Task requirements:
Check each line of the material. Copy those containing "type".

[Stored entries]
==============================
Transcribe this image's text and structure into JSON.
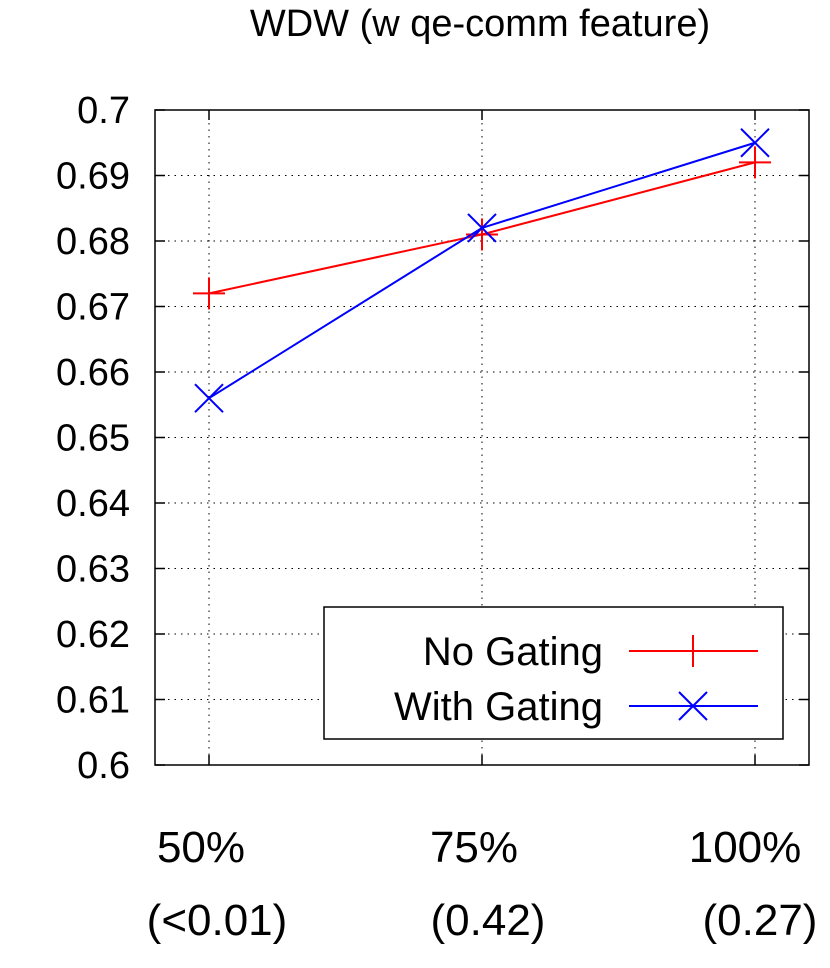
{
  "chart_data": {
    "type": "line",
    "title": "WDW (w qe-comm feature)",
    "categories": [
      "50%",
      "75%",
      "100%"
    ],
    "category_sublabels": [
      "(<0.01)",
      "(0.42)",
      "(0.27)"
    ],
    "ylim": [
      0.6,
      0.7
    ],
    "yticks": [
      "0.6",
      "0.61",
      "0.62",
      "0.63",
      "0.64",
      "0.65",
      "0.66",
      "0.67",
      "0.68",
      "0.69",
      "0.7"
    ],
    "grid": true,
    "legend_position": "bottom-right",
    "series": [
      {
        "name": "No Gating",
        "values": [
          0.672,
          0.681,
          0.692
        ],
        "color": "#ff0000",
        "marker": "plus"
      },
      {
        "name": "With Gating",
        "values": [
          0.656,
          0.682,
          0.695
        ],
        "color": "#0000ff",
        "marker": "cross"
      }
    ]
  }
}
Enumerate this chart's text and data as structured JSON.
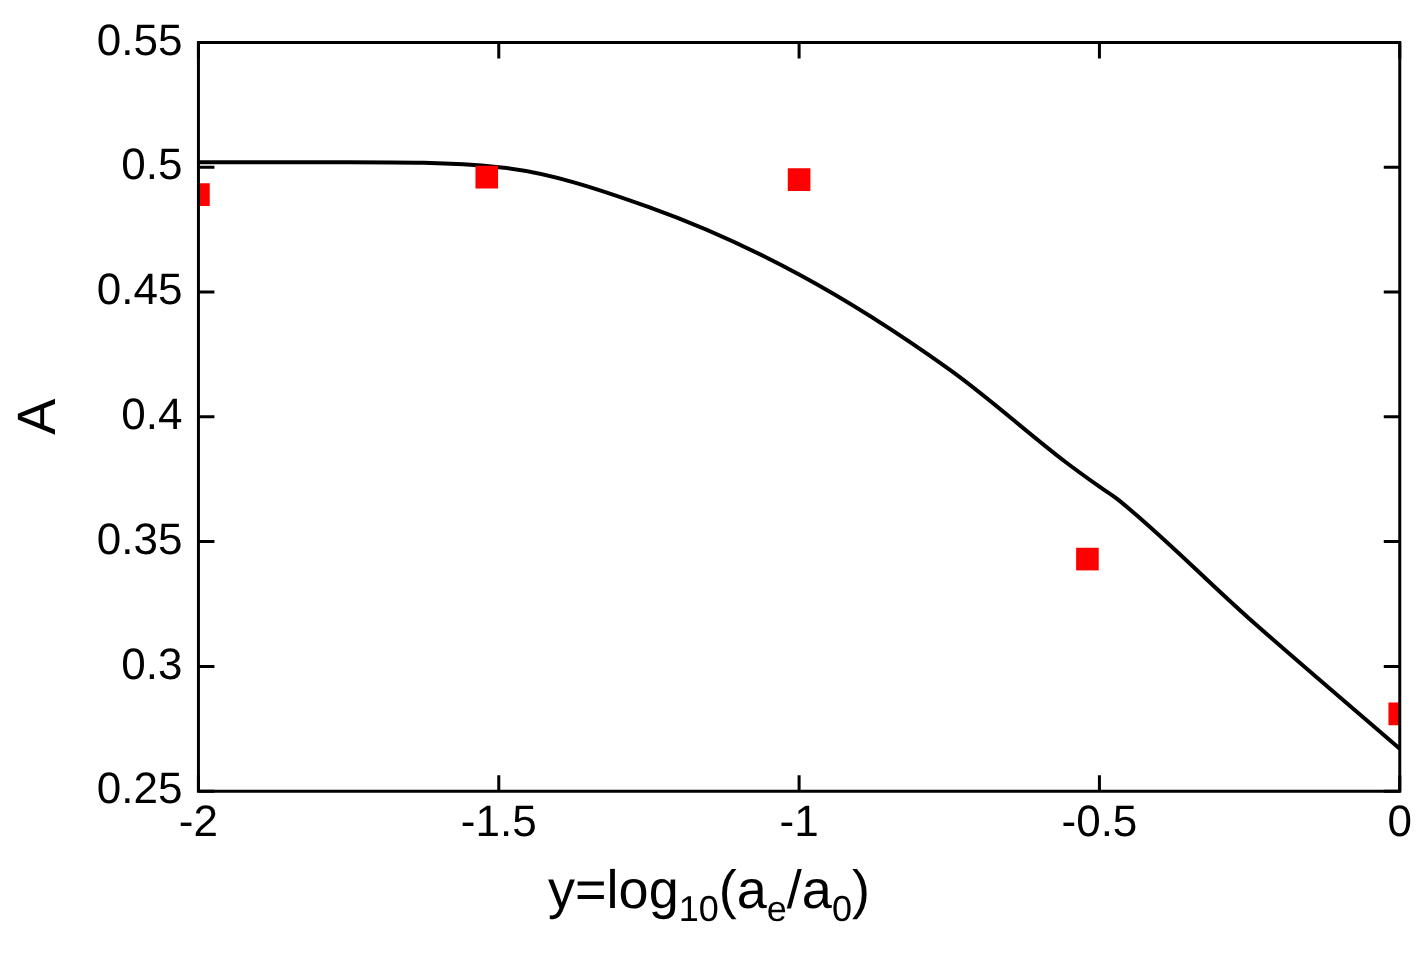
{
  "chart_data": {
    "type": "scatter",
    "xlabel": "y=log$_{10}$(a$_{e}$/a$_{0}$)",
    "ylabel": "A",
    "xlim": [
      -2,
      0
    ],
    "xticks": [
      -2,
      -1.5,
      -1,
      -0.5,
      0
    ],
    "ylim": [
      0.25,
      0.55
    ],
    "yticks": [
      0.25,
      0.3,
      0.35,
      0.4,
      0.45,
      0.5,
      0.55
    ],
    "grid": false,
    "legend": false,
    "series": [
      {
        "type": "scatter",
        "color": "#ff0000",
        "marker": "square",
        "x": [
          -2,
          -1.52,
          -1,
          -0.52,
          0
        ],
        "values": [
          0.489,
          0.496,
          0.495,
          0.343,
          0.281
        ]
      },
      {
        "type": "line",
        "color": "#000000",
        "marker": "none",
        "x": [
          -2,
          -1.75,
          -1.5,
          -1.25,
          -1,
          -0.75,
          -0.557,
          -0.5,
          -0.47,
          -0.25,
          0
        ],
        "values": [
          0.502,
          0.502,
          0.5,
          0.484,
          0.457,
          0.419,
          0.382,
          0.372,
          0.367,
          0.319,
          0.267
        ]
      }
    ]
  }
}
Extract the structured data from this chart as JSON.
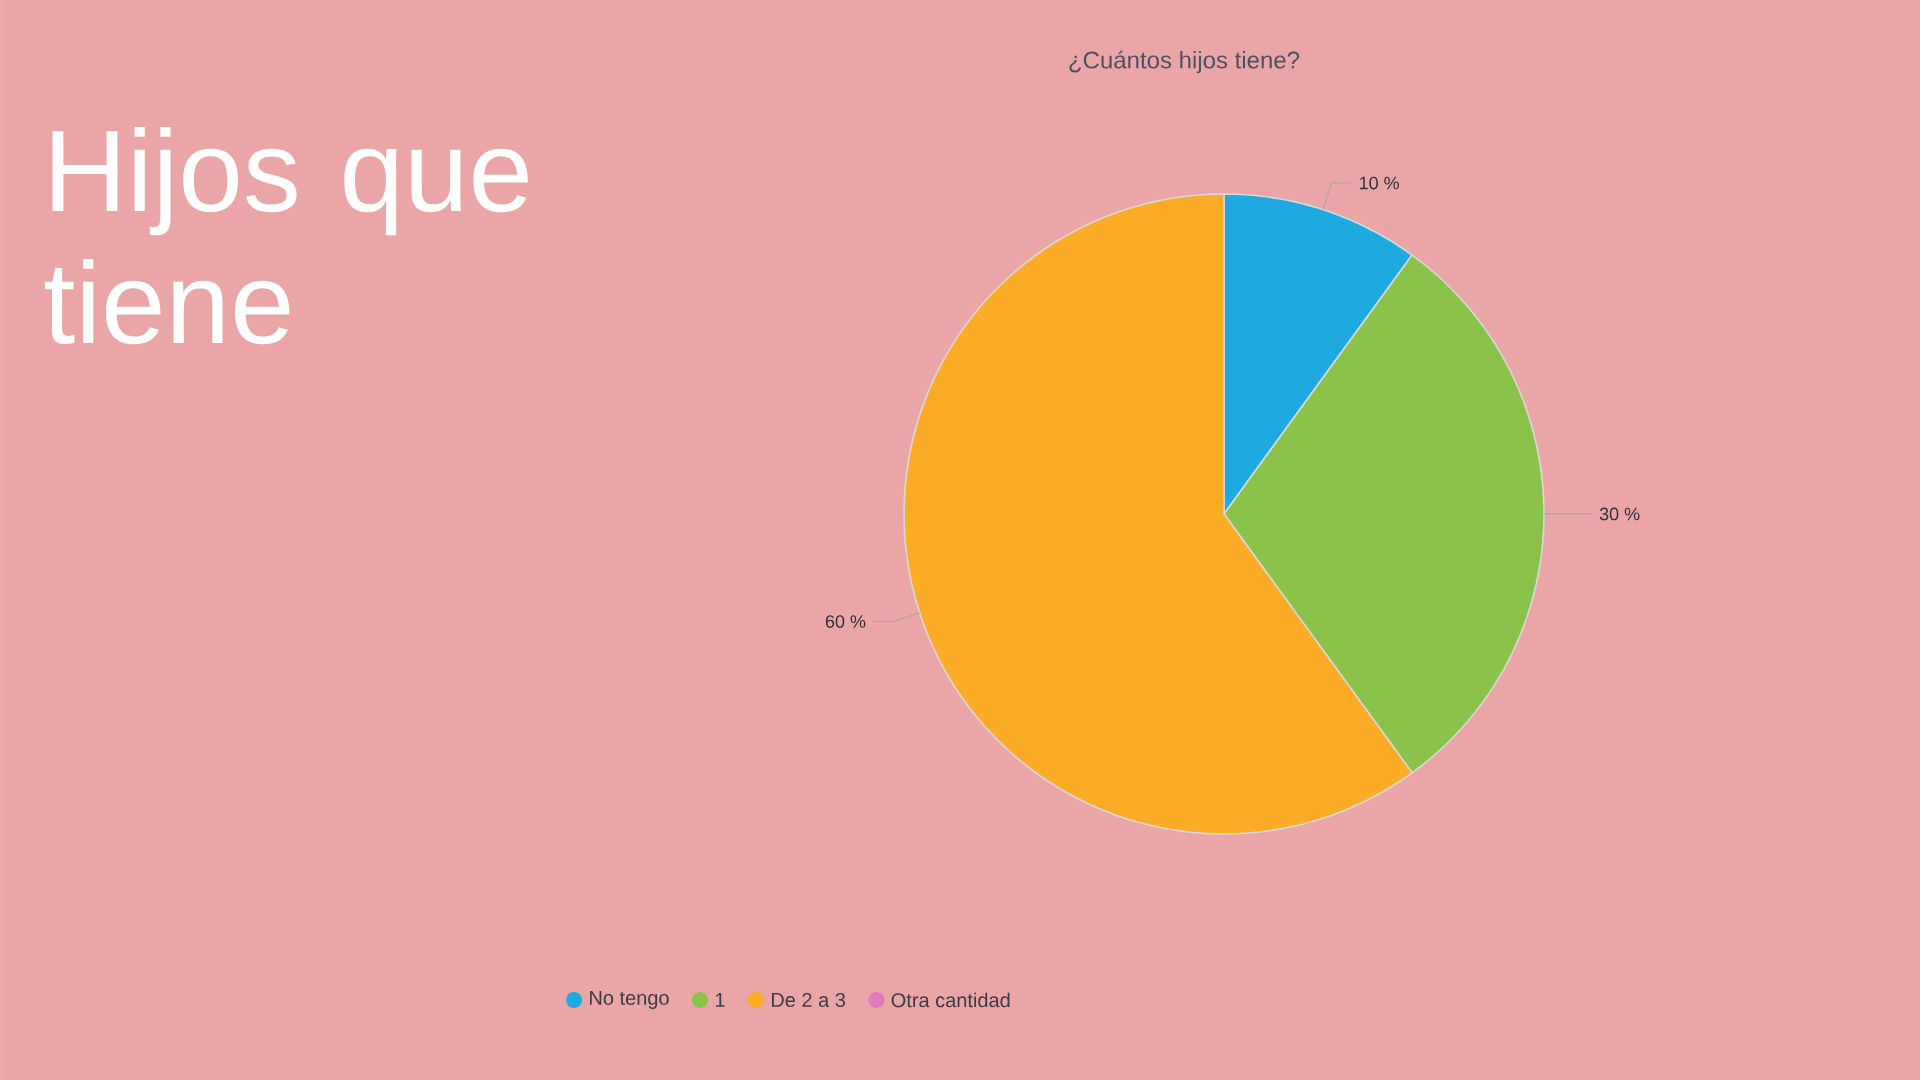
{
  "chart_data": {
    "type": "pie",
    "title": "Hijos que tiene",
    "subtitle": "¿Cuántos hijos tiene?",
    "categories": [
      "No tengo",
      "1",
      "De 2 a 3",
      "Otra cantidad"
    ],
    "values": [
      10,
      30,
      60,
      0
    ],
    "colors": [
      "#1ea9e1",
      "#8bc34a",
      "#fbab25",
      "#e27bbb"
    ],
    "value_labels": [
      "10 %",
      "30 %",
      "60 %",
      null
    ],
    "legend": "bottom"
  }
}
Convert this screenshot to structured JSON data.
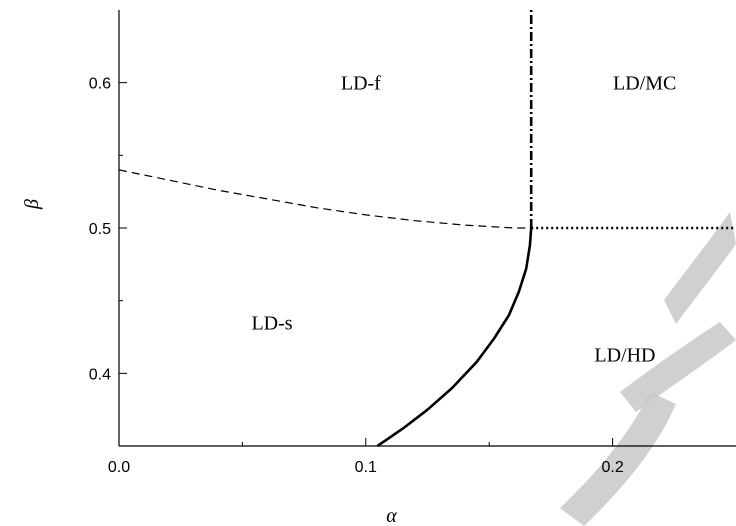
{
  "chart_data": {
    "type": "line",
    "title": "",
    "xlabel": "α",
    "ylabel": "β",
    "xlim": [
      0.0,
      0.25
    ],
    "ylim": [
      0.35,
      0.65
    ],
    "grid": false,
    "x_ticks": [
      {
        "value": 0.0,
        "label": "0.0"
      },
      {
        "value": 0.1,
        "label": "0.1"
      },
      {
        "value": 0.2,
        "label": "0.2"
      }
    ],
    "x_minor_ticks": [
      0.05,
      0.15
    ],
    "y_ticks": [
      {
        "value": 0.4,
        "label": "0.4"
      },
      {
        "value": 0.5,
        "label": "0.5"
      },
      {
        "value": 0.6,
        "label": "0.6"
      }
    ],
    "y_minor_ticks": [
      0.45,
      0.55
    ],
    "series": [
      {
        "style": "solid",
        "stroke": "#000000",
        "x": [
          0.1047,
          0.115,
          0.125,
          0.135,
          0.145,
          0.152,
          0.158,
          0.162,
          0.165,
          0.1665,
          0.167
        ],
        "y": [
          0.35,
          0.362,
          0.375,
          0.39,
          0.408,
          0.424,
          0.44,
          0.456,
          0.472,
          0.488,
          0.5
        ]
      },
      {
        "style": "dashed",
        "stroke": "#000000",
        "x": [
          0.0,
          0.02,
          0.04,
          0.06,
          0.08,
          0.1,
          0.12,
          0.14,
          0.16,
          0.167
        ],
        "y": [
          0.54,
          0.533,
          0.526,
          0.52,
          0.514,
          0.509,
          0.505,
          0.502,
          0.5,
          0.5
        ]
      },
      {
        "style": "dashdot",
        "stroke": "#000000",
        "x": [
          0.167,
          0.167
        ],
        "y": [
          0.5,
          0.65
        ]
      },
      {
        "style": "dotted",
        "stroke": "#000000",
        "x": [
          0.167,
          0.25
        ],
        "y": [
          0.5,
          0.5
        ]
      }
    ],
    "annotations": [
      {
        "text": "LD-f",
        "x": 0.098,
        "y": 0.6
      },
      {
        "text": "LD/MC",
        "x": 0.213,
        "y": 0.6
      },
      {
        "text": "LD-s",
        "x": 0.062,
        "y": 0.435
      },
      {
        "text": "LD/HD",
        "x": 0.205,
        "y": 0.413
      }
    ]
  }
}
==============================
The result:
    "type": "line",
    "type": "scatter",
        "type": "scatter",
        "type": "line",
    "type": "pie",
    "type": "line",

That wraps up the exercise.